### What to work on
Below are some records. Say how many of their lines contain the string "plateau", and give nothing but the number.

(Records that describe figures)
.....

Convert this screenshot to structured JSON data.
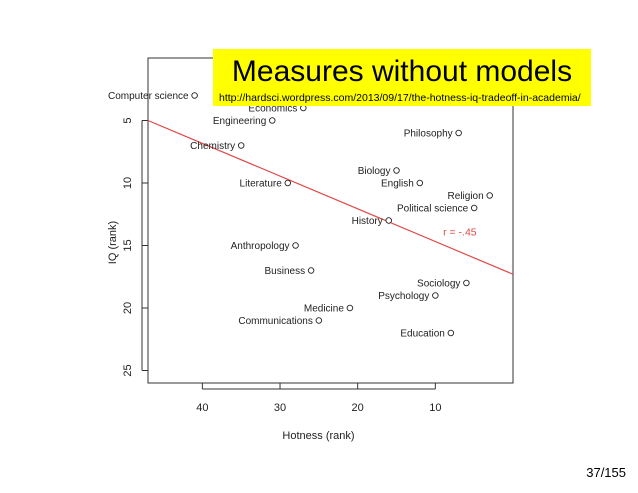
{
  "chart_data": {
    "type": "scatter",
    "xlabel": "Hotness (rank)",
    "ylabel": "IQ (rank)",
    "xlim": [
      47,
      0
    ],
    "ylim": [
      26,
      0
    ],
    "x_reversed": true,
    "y_reversed": true,
    "x_ticks": [
      40,
      30,
      20,
      10
    ],
    "y_ticks": [
      5,
      10,
      15,
      20,
      25
    ],
    "grid": false,
    "points": [
      {
        "label": "Computer science",
        "x": 41,
        "y": 3
      },
      {
        "label": "Economics",
        "x": 27,
        "y": 4
      },
      {
        "label": "Engineering",
        "x": 31,
        "y": 5
      },
      {
        "label": "Philosophy",
        "x": 7,
        "y": 6
      },
      {
        "label": "Chemistry",
        "x": 35,
        "y": 7
      },
      {
        "label": "Biology",
        "x": 15,
        "y": 9
      },
      {
        "label": "English",
        "x": 12,
        "y": 10
      },
      {
        "label": "Literature",
        "x": 29,
        "y": 10
      },
      {
        "label": "Religion",
        "x": 3,
        "y": 11
      },
      {
        "label": "Political science",
        "x": 5,
        "y": 12
      },
      {
        "label": "History",
        "x": 16,
        "y": 13
      },
      {
        "label": "Anthropology",
        "x": 28,
        "y": 15
      },
      {
        "label": "Business",
        "x": 26,
        "y": 17
      },
      {
        "label": "Sociology",
        "x": 6,
        "y": 18
      },
      {
        "label": "Psychology",
        "x": 10,
        "y": 19
      },
      {
        "label": "Medicine",
        "x": 21,
        "y": 20
      },
      {
        "label": "Communications",
        "x": 25,
        "y": 21
      },
      {
        "label": "Education",
        "x": 8,
        "y": 22
      }
    ],
    "fit_line": {
      "x": [
        47,
        0
      ],
      "y": [
        5.0,
        17.3
      ],
      "color": "#e04a4a"
    },
    "annotation": "r = -.45",
    "annotation_color": "#e04a4a",
    "point_color": "#222222"
  },
  "overlay": {
    "title": "Measures without models",
    "url": "http://hardsci.wordpress.com/2013/09/17/the-hotness-iq-tradeoff-in-academia/",
    "background": "#ffff00"
  },
  "page_number": "37/155"
}
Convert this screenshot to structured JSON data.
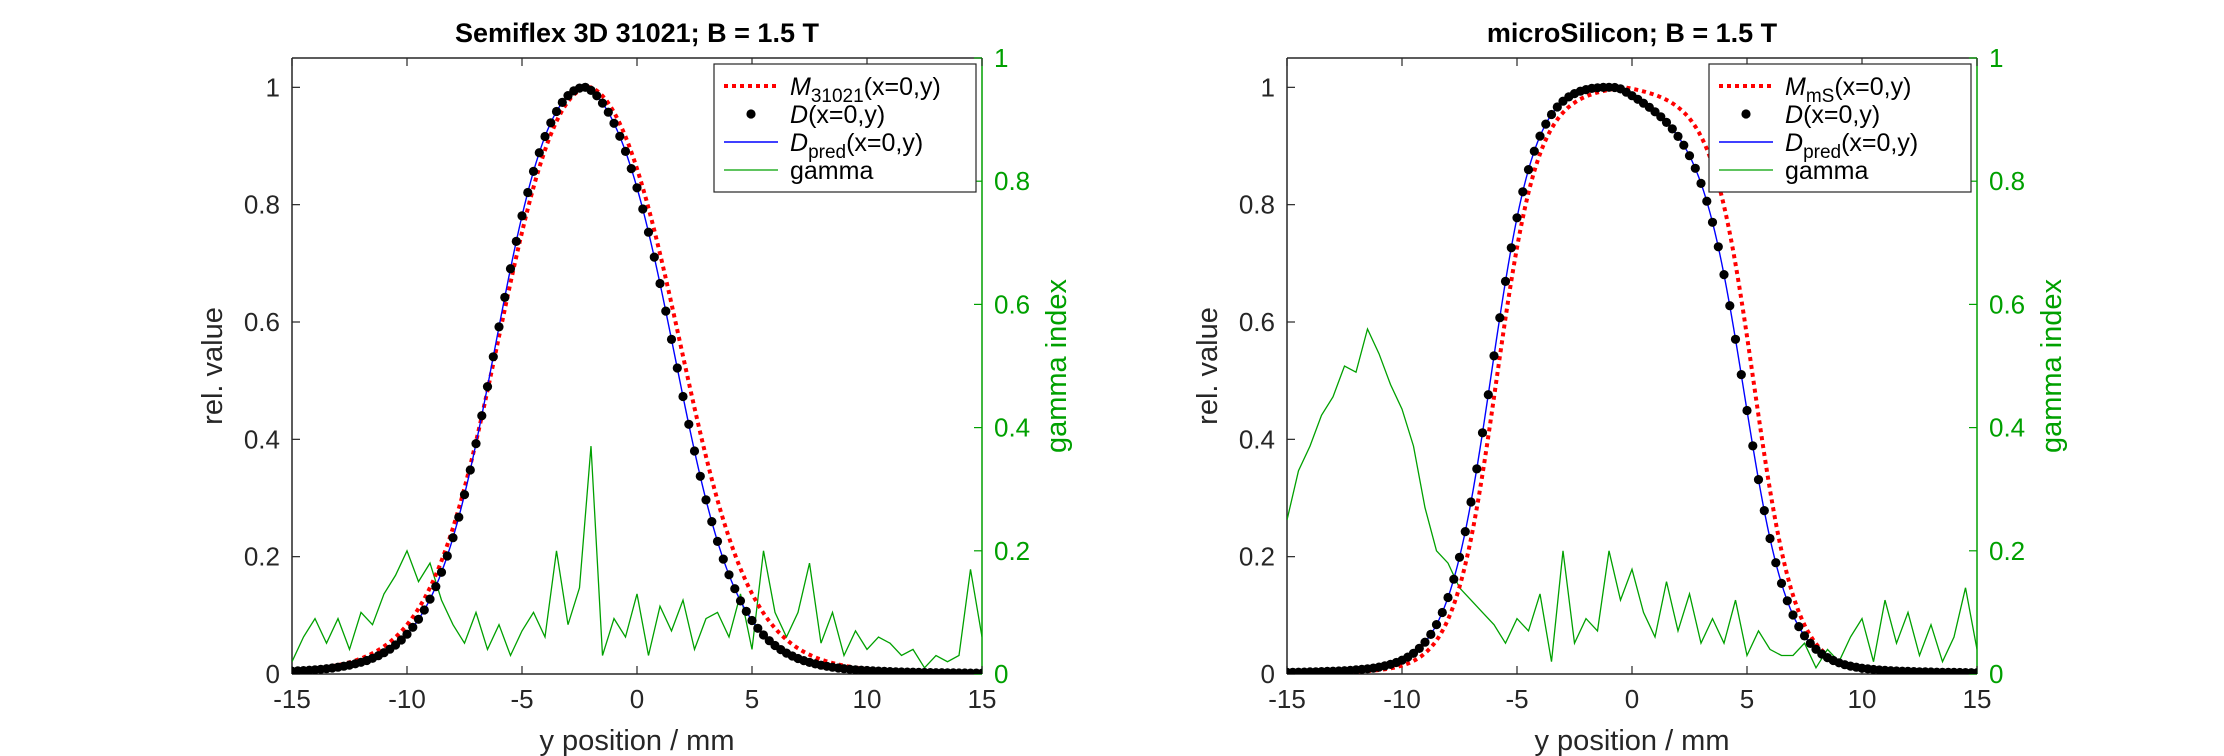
{
  "chart_data": [
    {
      "type": "line",
      "title": "Semiflex 3D 31021; B = 1.5 T",
      "xlabel": "y position / mm",
      "ylabel": "rel. value",
      "y2label": "gamma index",
      "xlim": [
        -15,
        15
      ],
      "ylim": [
        0,
        1.05
      ],
      "y2lim": [
        0,
        1
      ],
      "xticks": [
        -15,
        -10,
        -5,
        0,
        5,
        10,
        15
      ],
      "yticks": [
        0,
        0.2,
        0.4,
        0.6,
        0.8,
        1
      ],
      "y2ticks": [
        0,
        0.2,
        0.4,
        0.6,
        0.8,
        1
      ],
      "grid": false,
      "legend_position": "top-right",
      "colors": {
        "measurement": "#ff0000",
        "dose": "#000000",
        "prediction": "#0000ff",
        "gamma": "#00a000",
        "axis2": "#00a000"
      },
      "legend": [
        {
          "key": "measurement",
          "main": "M",
          "sub": "31021",
          "args": "(x=0,y)"
        },
        {
          "key": "dose",
          "main": "D",
          "sub": "",
          "args": "(x=0,y)"
        },
        {
          "key": "prediction",
          "main": "D",
          "sub": "pred",
          "args": "(x=0,y)"
        },
        {
          "key": "gamma",
          "main": "gamma",
          "sub": "",
          "args": ""
        }
      ],
      "profile": {
        "center": -2.2,
        "w": 7.8,
        "s": 1.35,
        "plateau": 0.05,
        "base": 0.04,
        "tail": 4.0
      },
      "measurement_profile": {
        "center": -2.0,
        "w": 7.8,
        "s": 1.55,
        "plateau": 0.04,
        "base": 0.025,
        "tail": 4.0
      },
      "gamma": {
        "x": [
          -15,
          -14.5,
          -14,
          -13.5,
          -13,
          -12.5,
          -12,
          -11.5,
          -11,
          -10.5,
          -10,
          -9.5,
          -9,
          -8.5,
          -8,
          -7.5,
          -7,
          -6.5,
          -6,
          -5.5,
          -5,
          -4.5,
          -4,
          -3.5,
          -3,
          -2.5,
          -2,
          -1.5,
          -1,
          -0.5,
          0,
          0.5,
          1,
          1.5,
          2,
          2.5,
          3,
          3.5,
          4,
          4.5,
          5,
          5.5,
          6,
          6.5,
          7,
          7.5,
          8,
          8.5,
          9,
          9.5,
          10,
          10.5,
          11,
          11.5,
          12,
          12.5,
          13,
          13.5,
          14,
          14.5,
          15
        ],
        "y": [
          0.02,
          0.06,
          0.09,
          0.05,
          0.09,
          0.04,
          0.1,
          0.08,
          0.13,
          0.16,
          0.2,
          0.15,
          0.18,
          0.12,
          0.08,
          0.05,
          0.1,
          0.04,
          0.08,
          0.03,
          0.07,
          0.1,
          0.06,
          0.2,
          0.08,
          0.14,
          0.37,
          0.03,
          0.09,
          0.06,
          0.13,
          0.03,
          0.11,
          0.07,
          0.12,
          0.04,
          0.09,
          0.1,
          0.06,
          0.13,
          0.04,
          0.2,
          0.1,
          0.06,
          0.1,
          0.18,
          0.05,
          0.1,
          0.03,
          0.07,
          0.04,
          0.06,
          0.05,
          0.03,
          0.04,
          0.01,
          0.03,
          0.02,
          0.03,
          0.17,
          0.06
        ]
      }
    },
    {
      "type": "line",
      "title": "microSilicon; B = 1.5 T",
      "xlabel": "y position / mm",
      "ylabel": "rel. value",
      "y2label": "gamma index",
      "xlim": [
        -15,
        15
      ],
      "ylim": [
        0,
        1.05
      ],
      "y2lim": [
        0,
        1
      ],
      "xticks": [
        -15,
        -10,
        -5,
        0,
        5,
        10,
        15
      ],
      "yticks": [
        0,
        0.2,
        0.4,
        0.6,
        0.8,
        1
      ],
      "y2ticks": [
        0,
        0.2,
        0.4,
        0.6,
        0.8,
        1
      ],
      "grid": false,
      "legend_position": "top-right",
      "colors": {
        "measurement": "#ff0000",
        "dose": "#000000",
        "prediction": "#0000ff",
        "gamma": "#00a000",
        "axis2": "#00a000"
      },
      "legend": [
        {
          "key": "measurement",
          "main": "M",
          "sub": "mS",
          "args": "(x=0,y)"
        },
        {
          "key": "dose",
          "main": "D",
          "sub": "",
          "args": "(x=0,y)"
        },
        {
          "key": "prediction",
          "main": "D",
          "sub": "pred",
          "args": "(x=0,y)"
        },
        {
          "key": "gamma",
          "main": "gamma",
          "sub": "",
          "args": ""
        }
      ],
      "profile": {
        "center": -0.6,
        "w": 11.0,
        "s": 0.95,
        "plateau": 0.05,
        "base": 0.05,
        "tail": 4.0
      },
      "measurement_profile": {
        "center": -0.3,
        "w": 11.2,
        "s": 0.9,
        "plateau": 0.005,
        "base": 0.03,
        "tail": 4.0
      },
      "gamma": {
        "x": [
          -15,
          -14.5,
          -14,
          -13.5,
          -13,
          -12.5,
          -12,
          -11.5,
          -11,
          -10.5,
          -10,
          -9.5,
          -9,
          -8.5,
          -8,
          -7.5,
          -7,
          -6.5,
          -6,
          -5.5,
          -5,
          -4.5,
          -4,
          -3.5,
          -3,
          -2.5,
          -2,
          -1.5,
          -1,
          -0.5,
          0,
          0.5,
          1,
          1.5,
          2,
          2.5,
          3,
          3.5,
          4,
          4.5,
          5,
          5.5,
          6,
          6.5,
          7,
          7.5,
          8,
          8.5,
          9,
          9.5,
          10,
          10.5,
          11,
          11.5,
          12,
          12.5,
          13,
          13.5,
          14,
          14.5,
          15
        ],
        "y": [
          0.25,
          0.33,
          0.37,
          0.42,
          0.45,
          0.5,
          0.49,
          0.56,
          0.52,
          0.47,
          0.43,
          0.37,
          0.27,
          0.2,
          0.18,
          0.14,
          0.12,
          0.1,
          0.08,
          0.05,
          0.09,
          0.07,
          0.13,
          0.02,
          0.2,
          0.05,
          0.09,
          0.07,
          0.2,
          0.12,
          0.17,
          0.1,
          0.06,
          0.15,
          0.07,
          0.13,
          0.05,
          0.09,
          0.05,
          0.12,
          0.03,
          0.07,
          0.04,
          0.03,
          0.03,
          0.05,
          0.01,
          0.04,
          0.02,
          0.06,
          0.09,
          0.02,
          0.12,
          0.05,
          0.1,
          0.03,
          0.08,
          0.02,
          0.06,
          0.14,
          0.04
        ]
      }
    }
  ]
}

.....

### The result
4